··· Input material ···

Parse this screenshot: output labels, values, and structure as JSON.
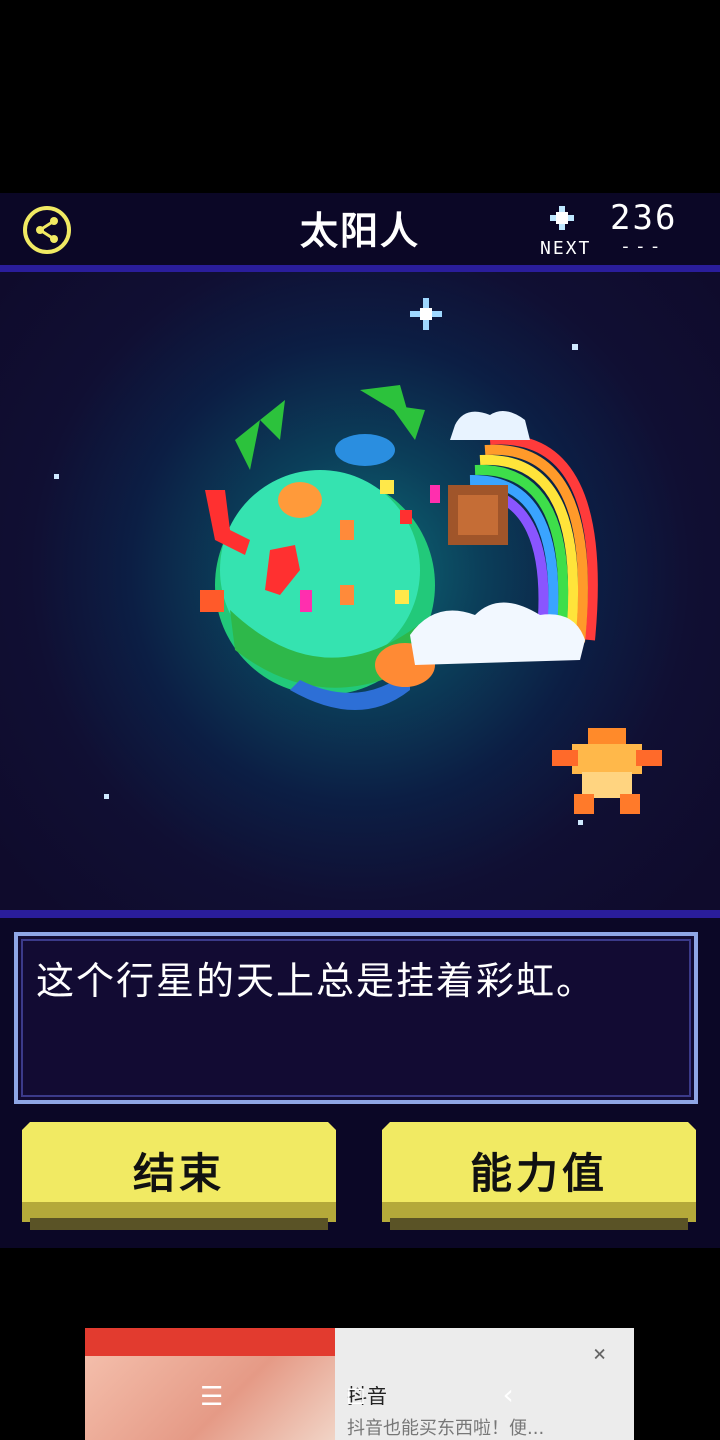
{
  "header": {
    "title": "太阳人",
    "next_label": "NEXT",
    "score": "236",
    "score_sub": "---",
    "share_icon": "share-icon"
  },
  "dialog": {
    "text": "这个行星的天上总是挂着彩虹。"
  },
  "buttons": {
    "end_label": "结束",
    "stats_label": "能力值"
  },
  "ad": {
    "title": "抖音",
    "description": "抖音也能买东西啦！便...",
    "close": "×"
  },
  "nav": {
    "menu": "☰",
    "home": "□",
    "back": "‹"
  },
  "colors": {
    "accent_yellow": "#f1ea63",
    "header_bg": "#0b0726",
    "rule_blue": "#2a1d9b"
  }
}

···

- [Task goal] Output all of the data exactly as it stands, minus any images.

- [Result of the task]
Parse this screenshot: output labels, values, and structure as JSON.
{
  "header": {
    "title": "太阳人",
    "next_label": "NEXT",
    "score": "236",
    "score_sub": "---",
    "share_icon": "share-icon"
  },
  "dialog": {
    "text": "这个行星的天上总是挂着彩虹。"
  },
  "buttons": {
    "end_label": "结束",
    "stats_label": "能力值"
  },
  "ad": {
    "title": "抖音",
    "description": "抖音也能买东西啦！便...",
    "close": "×"
  },
  "nav": {
    "menu": "☰",
    "home": "□",
    "back": "‹"
  },
  "colors": {
    "accent_yellow": "#f1ea63",
    "header_bg": "#0b0726",
    "rule_blue": "#2a1d9b"
  }
}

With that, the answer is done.